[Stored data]
_ _ _ _ _ _ _
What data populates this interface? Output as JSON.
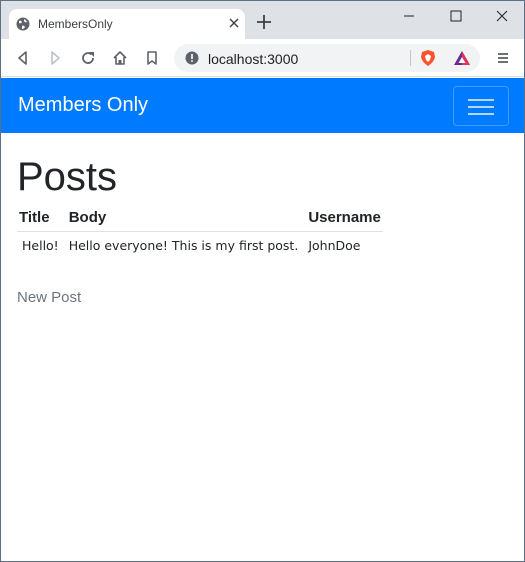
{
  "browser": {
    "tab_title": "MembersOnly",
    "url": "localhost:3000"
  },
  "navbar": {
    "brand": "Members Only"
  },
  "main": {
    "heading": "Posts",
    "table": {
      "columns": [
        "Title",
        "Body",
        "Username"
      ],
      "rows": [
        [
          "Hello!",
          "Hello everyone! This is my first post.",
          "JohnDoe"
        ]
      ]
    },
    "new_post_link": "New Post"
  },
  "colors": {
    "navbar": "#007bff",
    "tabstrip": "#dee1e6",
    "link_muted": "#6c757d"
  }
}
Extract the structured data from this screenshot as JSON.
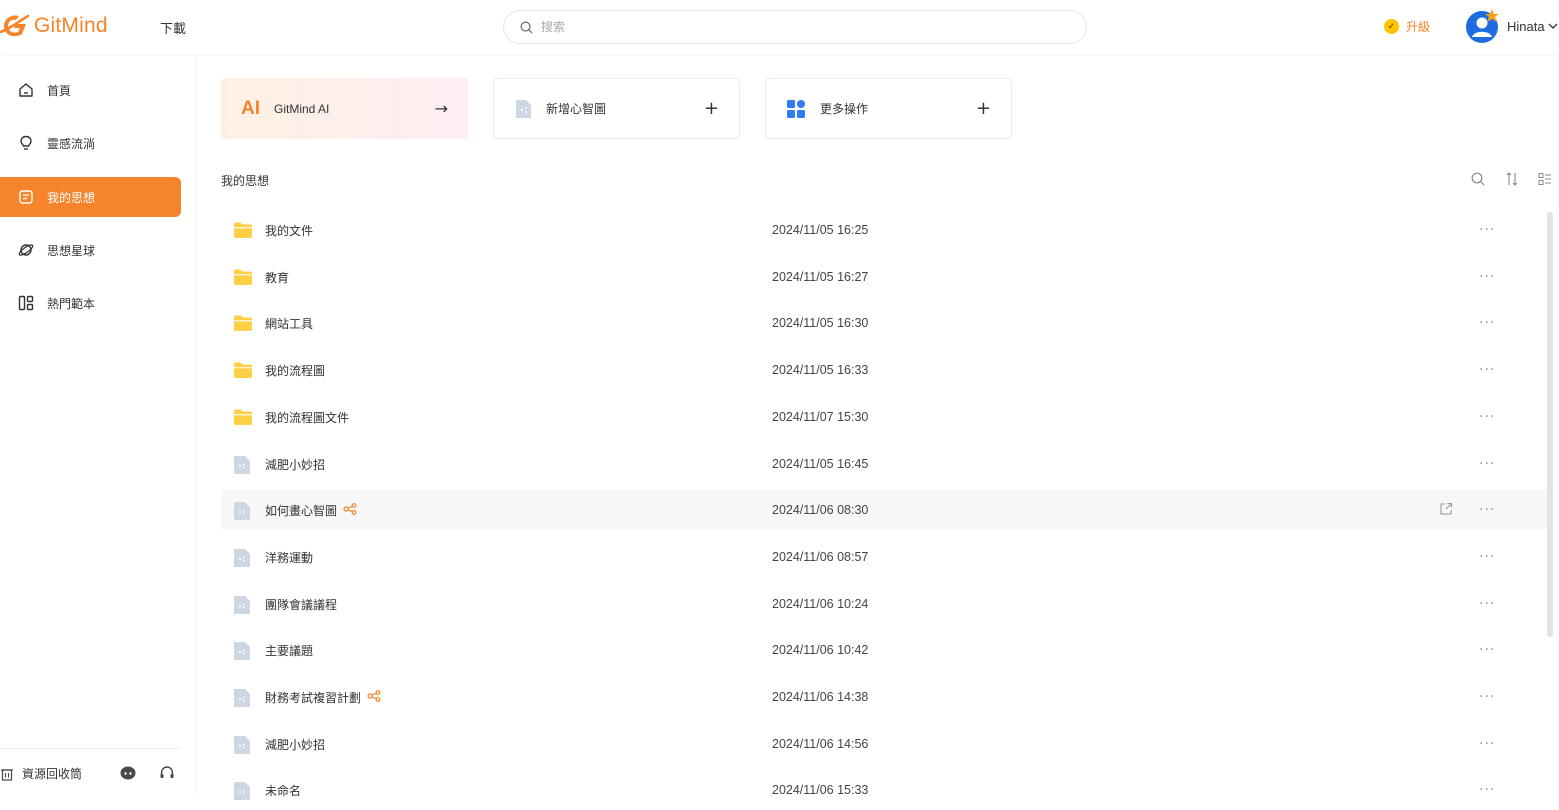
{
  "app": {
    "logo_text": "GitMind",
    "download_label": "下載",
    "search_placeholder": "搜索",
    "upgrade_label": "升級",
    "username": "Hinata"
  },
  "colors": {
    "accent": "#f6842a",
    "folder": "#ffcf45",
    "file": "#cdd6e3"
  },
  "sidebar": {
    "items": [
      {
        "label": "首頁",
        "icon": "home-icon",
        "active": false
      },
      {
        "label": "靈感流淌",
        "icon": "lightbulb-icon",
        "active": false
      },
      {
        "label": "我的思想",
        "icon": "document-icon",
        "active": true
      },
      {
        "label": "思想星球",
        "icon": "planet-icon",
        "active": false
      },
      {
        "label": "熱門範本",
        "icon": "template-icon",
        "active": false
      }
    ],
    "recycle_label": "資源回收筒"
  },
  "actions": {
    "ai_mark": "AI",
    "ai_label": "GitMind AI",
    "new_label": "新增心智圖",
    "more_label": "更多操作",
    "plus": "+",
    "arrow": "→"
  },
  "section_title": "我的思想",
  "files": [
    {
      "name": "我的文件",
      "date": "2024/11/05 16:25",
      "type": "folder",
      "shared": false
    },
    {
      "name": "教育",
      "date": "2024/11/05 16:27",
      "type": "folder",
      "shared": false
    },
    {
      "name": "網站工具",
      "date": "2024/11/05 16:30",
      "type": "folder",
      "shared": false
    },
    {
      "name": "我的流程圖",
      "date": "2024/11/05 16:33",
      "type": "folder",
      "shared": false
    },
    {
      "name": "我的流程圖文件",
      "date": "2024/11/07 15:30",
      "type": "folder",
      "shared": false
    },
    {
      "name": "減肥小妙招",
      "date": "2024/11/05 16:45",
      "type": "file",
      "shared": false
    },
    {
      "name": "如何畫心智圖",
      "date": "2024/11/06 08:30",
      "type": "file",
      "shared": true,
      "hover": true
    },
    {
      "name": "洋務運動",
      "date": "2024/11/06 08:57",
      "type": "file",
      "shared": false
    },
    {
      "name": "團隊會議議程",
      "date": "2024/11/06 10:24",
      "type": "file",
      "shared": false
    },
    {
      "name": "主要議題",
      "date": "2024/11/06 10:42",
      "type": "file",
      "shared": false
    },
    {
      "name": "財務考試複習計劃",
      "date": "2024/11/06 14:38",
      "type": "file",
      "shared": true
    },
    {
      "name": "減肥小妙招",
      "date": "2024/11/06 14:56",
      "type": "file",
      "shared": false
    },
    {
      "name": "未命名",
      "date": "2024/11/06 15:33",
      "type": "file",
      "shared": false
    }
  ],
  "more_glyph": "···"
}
_ _ _ _ _ _ _
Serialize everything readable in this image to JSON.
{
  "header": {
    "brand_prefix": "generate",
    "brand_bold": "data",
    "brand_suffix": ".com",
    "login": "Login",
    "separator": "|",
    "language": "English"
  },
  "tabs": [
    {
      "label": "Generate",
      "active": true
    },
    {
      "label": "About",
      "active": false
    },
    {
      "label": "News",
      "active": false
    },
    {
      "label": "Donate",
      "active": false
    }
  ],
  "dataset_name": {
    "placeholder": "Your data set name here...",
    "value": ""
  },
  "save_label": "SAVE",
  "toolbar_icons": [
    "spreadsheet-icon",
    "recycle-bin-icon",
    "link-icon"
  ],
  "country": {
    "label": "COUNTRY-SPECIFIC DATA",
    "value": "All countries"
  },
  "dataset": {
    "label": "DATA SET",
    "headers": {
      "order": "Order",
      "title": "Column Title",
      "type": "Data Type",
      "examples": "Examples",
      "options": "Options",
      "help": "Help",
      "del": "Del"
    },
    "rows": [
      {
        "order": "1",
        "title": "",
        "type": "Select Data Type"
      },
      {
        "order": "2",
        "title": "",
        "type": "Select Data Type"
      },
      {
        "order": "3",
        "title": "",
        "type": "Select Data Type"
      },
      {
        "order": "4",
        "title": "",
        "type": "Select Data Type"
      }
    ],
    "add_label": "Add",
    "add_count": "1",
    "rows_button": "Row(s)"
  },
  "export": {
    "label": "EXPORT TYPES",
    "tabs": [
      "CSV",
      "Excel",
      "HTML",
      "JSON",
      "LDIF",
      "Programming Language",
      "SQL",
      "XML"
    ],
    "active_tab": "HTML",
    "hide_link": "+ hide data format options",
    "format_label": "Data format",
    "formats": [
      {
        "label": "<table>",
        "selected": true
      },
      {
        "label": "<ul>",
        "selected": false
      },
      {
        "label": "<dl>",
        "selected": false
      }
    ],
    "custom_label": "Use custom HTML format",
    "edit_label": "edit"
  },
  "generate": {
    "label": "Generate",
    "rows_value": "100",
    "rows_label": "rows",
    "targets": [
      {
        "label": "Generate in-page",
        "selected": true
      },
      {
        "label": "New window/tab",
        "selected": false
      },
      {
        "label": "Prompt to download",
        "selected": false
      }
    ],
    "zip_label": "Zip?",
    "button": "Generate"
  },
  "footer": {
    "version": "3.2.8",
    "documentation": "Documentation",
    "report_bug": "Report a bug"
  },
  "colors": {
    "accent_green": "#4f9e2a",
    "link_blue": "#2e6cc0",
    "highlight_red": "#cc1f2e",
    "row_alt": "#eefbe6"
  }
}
_ _ _ _ _ _ _
- _PROBLEM_:
In the lines above, locate the string "HTML". Copy every line where it occurs.

- _EXPECTED ANSWER_:
      "HTML",
    "active_tab": "HTML",
    "custom_label": "Use custom HTML format",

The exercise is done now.